# Task directions
Take the material below and write it all out again exactly.

# Information given
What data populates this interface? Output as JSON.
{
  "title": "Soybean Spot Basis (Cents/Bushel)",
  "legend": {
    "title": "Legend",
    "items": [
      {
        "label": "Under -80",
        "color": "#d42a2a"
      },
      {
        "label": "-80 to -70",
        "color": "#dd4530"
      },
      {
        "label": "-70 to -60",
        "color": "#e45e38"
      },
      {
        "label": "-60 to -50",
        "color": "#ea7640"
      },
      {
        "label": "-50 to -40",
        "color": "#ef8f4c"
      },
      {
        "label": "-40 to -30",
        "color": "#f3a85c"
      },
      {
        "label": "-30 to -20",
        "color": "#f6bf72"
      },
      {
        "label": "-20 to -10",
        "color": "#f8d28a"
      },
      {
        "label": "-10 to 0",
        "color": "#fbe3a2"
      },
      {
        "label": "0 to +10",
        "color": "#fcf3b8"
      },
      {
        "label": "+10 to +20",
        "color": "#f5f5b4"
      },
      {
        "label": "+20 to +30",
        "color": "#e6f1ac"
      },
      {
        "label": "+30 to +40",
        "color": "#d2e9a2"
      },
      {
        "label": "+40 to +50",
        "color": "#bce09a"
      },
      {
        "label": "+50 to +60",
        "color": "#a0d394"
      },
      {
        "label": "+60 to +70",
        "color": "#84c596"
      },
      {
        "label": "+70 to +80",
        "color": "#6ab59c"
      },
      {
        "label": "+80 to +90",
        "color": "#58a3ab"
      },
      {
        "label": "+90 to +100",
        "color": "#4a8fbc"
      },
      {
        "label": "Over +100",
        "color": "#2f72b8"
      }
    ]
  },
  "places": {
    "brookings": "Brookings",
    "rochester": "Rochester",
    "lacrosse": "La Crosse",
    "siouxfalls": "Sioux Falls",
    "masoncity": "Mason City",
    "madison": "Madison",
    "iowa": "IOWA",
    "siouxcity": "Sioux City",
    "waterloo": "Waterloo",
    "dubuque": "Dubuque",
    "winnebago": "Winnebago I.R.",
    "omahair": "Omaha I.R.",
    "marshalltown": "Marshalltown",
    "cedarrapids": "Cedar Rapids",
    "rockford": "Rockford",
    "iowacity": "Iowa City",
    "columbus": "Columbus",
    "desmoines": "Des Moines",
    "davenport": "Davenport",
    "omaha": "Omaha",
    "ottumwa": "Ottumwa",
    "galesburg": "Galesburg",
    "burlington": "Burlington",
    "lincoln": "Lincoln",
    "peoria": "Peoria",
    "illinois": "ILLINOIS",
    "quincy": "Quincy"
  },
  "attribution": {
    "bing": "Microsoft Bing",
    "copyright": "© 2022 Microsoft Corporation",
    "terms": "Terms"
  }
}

# Answer to the task
What data populates this interface? Output as JSON.
{
  "title": "Soybean Spot Basis (Cents/Bushel)",
  "legend": {
    "title": "Legend",
    "items": [
      {
        "label": "Under -80",
        "color": "#d42a2a"
      },
      {
        "label": "-80 to -70",
        "color": "#dd4530"
      },
      {
        "label": "-70 to -60",
        "color": "#e45e38"
      },
      {
        "label": "-60 to -50",
        "color": "#ea7640"
      },
      {
        "label": "-50 to -40",
        "color": "#ef8f4c"
      },
      {
        "label": "-40 to -30",
        "color": "#f3a85c"
      },
      {
        "label": "-30 to -20",
        "color": "#f6bf72"
      },
      {
        "label": "-20 to -10",
        "color": "#f8d28a"
      },
      {
        "label": "-10 to 0",
        "color": "#fbe3a2"
      },
      {
        "label": "0 to +10",
        "color": "#fcf3b8"
      },
      {
        "label": "+10 to +20",
        "color": "#f5f5b4"
      },
      {
        "label": "+20 to +30",
        "color": "#e6f1ac"
      },
      {
        "label": "+30 to +40",
        "color": "#d2e9a2"
      },
      {
        "label": "+40 to +50",
        "color": "#bce09a"
      },
      {
        "label": "+50 to +60",
        "color": "#a0d394"
      },
      {
        "label": "+60 to +70",
        "color": "#84c596"
      },
      {
        "label": "+70 to +80",
        "color": "#6ab59c"
      },
      {
        "label": "+80 to +90",
        "color": "#58a3ab"
      },
      {
        "label": "+90 to +100",
        "color": "#4a8fbc"
      },
      {
        "label": "Over +100",
        "color": "#2f72b8"
      }
    ]
  },
  "places": {
    "brookings": "Brookings",
    "rochester": "Rochester",
    "lacrosse": "La Crosse",
    "siouxfalls": "Sioux Falls",
    "masoncity": "Mason City",
    "madison": "Madison",
    "iowa": "IOWA",
    "siouxcity": "Sioux City",
    "waterloo": "Waterloo",
    "dubuque": "Dubuque",
    "winnebago": "Winnebago I.R.",
    "omahair": "Omaha I.R.",
    "marshalltown": "Marshalltown",
    "cedarrapids": "Cedar Rapids",
    "rockford": "Rockford",
    "iowacity": "Iowa City",
    "columbus": "Columbus",
    "desmoines": "Des Moines",
    "davenport": "Davenport",
    "omaha": "Omaha",
    "ottumwa": "Ottumwa",
    "galesburg": "Galesburg",
    "burlington": "Burlington",
    "lincoln": "Lincoln",
    "peoria": "Peoria",
    "illinois": "ILLINOIS",
    "quincy": "Quincy"
  },
  "attribution": {
    "bing": "Microsoft Bing",
    "copyright": "© 2022 Microsoft Corporation",
    "terms": "Terms"
  }
}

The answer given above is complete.